[Exercise goal] Leave out the pictures and copy everything else below exactly.

[Record extracts]
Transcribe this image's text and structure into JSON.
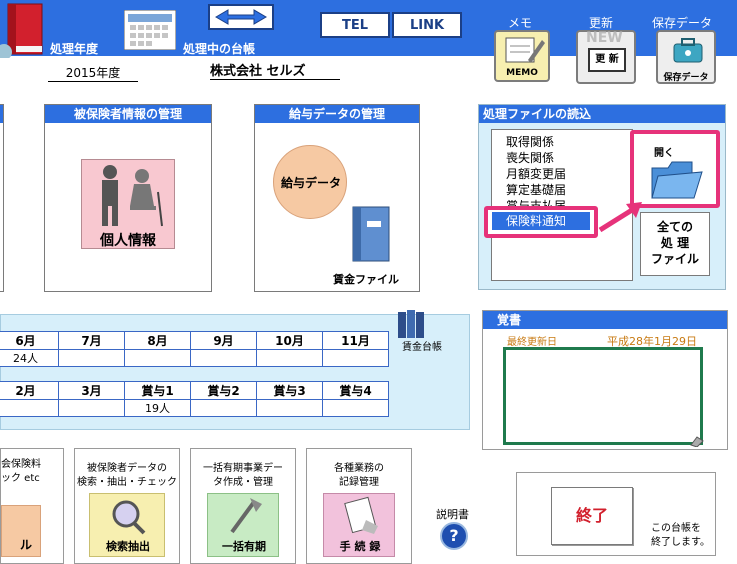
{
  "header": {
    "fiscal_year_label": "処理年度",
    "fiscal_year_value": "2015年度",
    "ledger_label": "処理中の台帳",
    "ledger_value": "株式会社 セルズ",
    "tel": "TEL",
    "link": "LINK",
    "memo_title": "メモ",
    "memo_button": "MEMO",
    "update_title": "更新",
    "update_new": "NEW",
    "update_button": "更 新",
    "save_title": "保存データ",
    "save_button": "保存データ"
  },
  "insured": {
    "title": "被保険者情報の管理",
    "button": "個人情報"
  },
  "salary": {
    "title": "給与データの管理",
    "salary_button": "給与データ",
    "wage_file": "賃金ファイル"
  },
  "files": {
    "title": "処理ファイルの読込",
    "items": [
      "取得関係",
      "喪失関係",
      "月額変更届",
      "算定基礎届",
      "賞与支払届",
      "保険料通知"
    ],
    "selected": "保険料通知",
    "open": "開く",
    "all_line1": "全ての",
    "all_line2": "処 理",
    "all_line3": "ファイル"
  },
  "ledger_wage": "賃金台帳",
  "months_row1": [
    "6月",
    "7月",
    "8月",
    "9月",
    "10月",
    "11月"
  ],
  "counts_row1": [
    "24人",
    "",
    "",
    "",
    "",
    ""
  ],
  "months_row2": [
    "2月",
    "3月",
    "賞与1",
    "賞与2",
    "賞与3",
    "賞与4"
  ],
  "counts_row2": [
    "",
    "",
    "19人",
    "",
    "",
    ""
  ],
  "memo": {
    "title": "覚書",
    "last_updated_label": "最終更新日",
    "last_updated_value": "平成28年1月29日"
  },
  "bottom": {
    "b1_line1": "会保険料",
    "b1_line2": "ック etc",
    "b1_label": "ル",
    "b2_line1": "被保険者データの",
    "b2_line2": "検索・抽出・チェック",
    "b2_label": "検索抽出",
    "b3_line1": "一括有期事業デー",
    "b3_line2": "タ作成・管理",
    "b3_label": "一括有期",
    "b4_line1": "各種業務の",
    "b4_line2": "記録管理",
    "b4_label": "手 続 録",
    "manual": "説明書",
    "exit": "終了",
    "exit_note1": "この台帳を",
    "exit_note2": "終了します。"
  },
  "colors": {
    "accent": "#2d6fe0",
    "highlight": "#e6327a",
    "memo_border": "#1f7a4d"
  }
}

[Solution to this exercise]
Transcribe this image's text and structure into JSON.
{
  "header": {
    "fiscal_year_label": "処理年度",
    "fiscal_year_value": "2015年度",
    "ledger_label": "処理中の台帳",
    "ledger_value": "株式会社 セルズ",
    "tel": "TEL",
    "link": "LINK",
    "memo_title": "メモ",
    "memo_button": "MEMO",
    "update_title": "更新",
    "update_new": "NEW",
    "update_button": "更 新",
    "save_title": "保存データ",
    "save_button": "保存データ"
  },
  "insured": {
    "title": "被保険者情報の管理",
    "button": "個人情報"
  },
  "salary": {
    "title": "給与データの管理",
    "salary_button": "給与データ",
    "wage_file": "賃金ファイル"
  },
  "files": {
    "title": "処理ファイルの読込",
    "items": [
      "取得関係",
      "喪失関係",
      "月額変更届",
      "算定基礎届",
      "賞与支払届",
      "保険料通知"
    ],
    "selected": "保険料通知",
    "open": "開く",
    "all_line1": "全ての",
    "all_line2": "処 理",
    "all_line3": "ファイル"
  },
  "ledger_wage": "賃金台帳",
  "months_row1": [
    "6月",
    "7月",
    "8月",
    "9月",
    "10月",
    "11月"
  ],
  "counts_row1": [
    "24人",
    "",
    "",
    "",
    "",
    ""
  ],
  "months_row2": [
    "2月",
    "3月",
    "賞与1",
    "賞与2",
    "賞与3",
    "賞与4"
  ],
  "counts_row2": [
    "",
    "",
    "19人",
    "",
    "",
    ""
  ],
  "memo": {
    "title": "覚書",
    "last_updated_label": "最終更新日",
    "last_updated_value": "平成28年1月29日"
  },
  "bottom": {
    "b1_line1": "会保険料",
    "b1_line2": "ック etc",
    "b1_label": "ル",
    "b2_line1": "被保険者データの",
    "b2_line2": "検索・抽出・チェック",
    "b2_label": "検索抽出",
    "b3_line1": "一括有期事業デー",
    "b3_line2": "タ作成・管理",
    "b3_label": "一括有期",
    "b4_line1": "各種業務の",
    "b4_line2": "記録管理",
    "b4_label": "手 続 録",
    "manual": "説明書",
    "exit": "終了",
    "exit_note1": "この台帳を",
    "exit_note2": "終了します。"
  },
  "colors": {
    "accent": "#2d6fe0",
    "highlight": "#e6327a",
    "memo_border": "#1f7a4d"
  }
}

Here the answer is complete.